#### Stored data entries
--- begin ---

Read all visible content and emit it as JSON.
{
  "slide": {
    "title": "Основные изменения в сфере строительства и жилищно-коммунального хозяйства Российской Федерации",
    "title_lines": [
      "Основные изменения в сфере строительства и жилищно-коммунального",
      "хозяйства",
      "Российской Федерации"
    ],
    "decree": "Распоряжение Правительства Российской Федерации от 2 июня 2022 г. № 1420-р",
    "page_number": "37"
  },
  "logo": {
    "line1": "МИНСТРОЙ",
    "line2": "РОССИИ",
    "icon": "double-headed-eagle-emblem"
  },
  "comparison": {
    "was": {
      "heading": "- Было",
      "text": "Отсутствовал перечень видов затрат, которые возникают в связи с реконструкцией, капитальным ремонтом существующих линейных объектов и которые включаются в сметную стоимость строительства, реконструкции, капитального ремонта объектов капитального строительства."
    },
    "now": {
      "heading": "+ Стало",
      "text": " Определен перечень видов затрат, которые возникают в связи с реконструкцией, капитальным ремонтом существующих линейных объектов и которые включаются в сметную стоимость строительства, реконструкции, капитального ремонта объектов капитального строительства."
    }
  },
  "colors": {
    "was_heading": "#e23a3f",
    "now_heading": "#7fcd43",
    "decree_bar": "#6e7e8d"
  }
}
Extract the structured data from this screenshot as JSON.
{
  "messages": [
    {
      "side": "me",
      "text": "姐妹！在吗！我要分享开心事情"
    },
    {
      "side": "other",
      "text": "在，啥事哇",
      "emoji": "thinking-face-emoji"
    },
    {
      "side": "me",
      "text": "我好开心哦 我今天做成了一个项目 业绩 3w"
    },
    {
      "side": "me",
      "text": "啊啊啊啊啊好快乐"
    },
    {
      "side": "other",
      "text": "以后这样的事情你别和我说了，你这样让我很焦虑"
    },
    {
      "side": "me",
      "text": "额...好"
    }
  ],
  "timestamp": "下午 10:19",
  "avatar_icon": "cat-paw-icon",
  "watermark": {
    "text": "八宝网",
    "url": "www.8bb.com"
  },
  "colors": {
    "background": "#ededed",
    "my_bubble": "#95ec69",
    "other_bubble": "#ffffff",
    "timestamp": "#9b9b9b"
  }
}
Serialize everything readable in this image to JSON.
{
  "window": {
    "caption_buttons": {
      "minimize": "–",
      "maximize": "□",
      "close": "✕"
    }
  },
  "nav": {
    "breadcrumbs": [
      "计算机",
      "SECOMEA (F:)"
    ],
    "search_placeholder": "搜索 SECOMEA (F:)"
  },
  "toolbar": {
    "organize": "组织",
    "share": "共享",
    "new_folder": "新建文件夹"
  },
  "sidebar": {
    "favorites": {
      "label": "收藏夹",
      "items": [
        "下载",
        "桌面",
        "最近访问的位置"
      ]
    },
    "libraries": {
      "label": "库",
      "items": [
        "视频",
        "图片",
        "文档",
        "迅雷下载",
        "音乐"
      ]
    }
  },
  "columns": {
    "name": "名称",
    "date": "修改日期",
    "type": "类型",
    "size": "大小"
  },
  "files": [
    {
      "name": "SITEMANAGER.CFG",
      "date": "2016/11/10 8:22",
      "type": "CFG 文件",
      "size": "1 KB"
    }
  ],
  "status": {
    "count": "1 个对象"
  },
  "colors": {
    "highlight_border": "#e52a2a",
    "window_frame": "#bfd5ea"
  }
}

--- end ---

#### EXERCISE
Copy every line that contains the string "коммунального".

#### THE REPLY
    "title": "Основные изменения в сфере строительства и жилищно-коммунального хозяйства Российской Федерации",
      "Основные изменения в сфере строительства и жилищно-коммунального",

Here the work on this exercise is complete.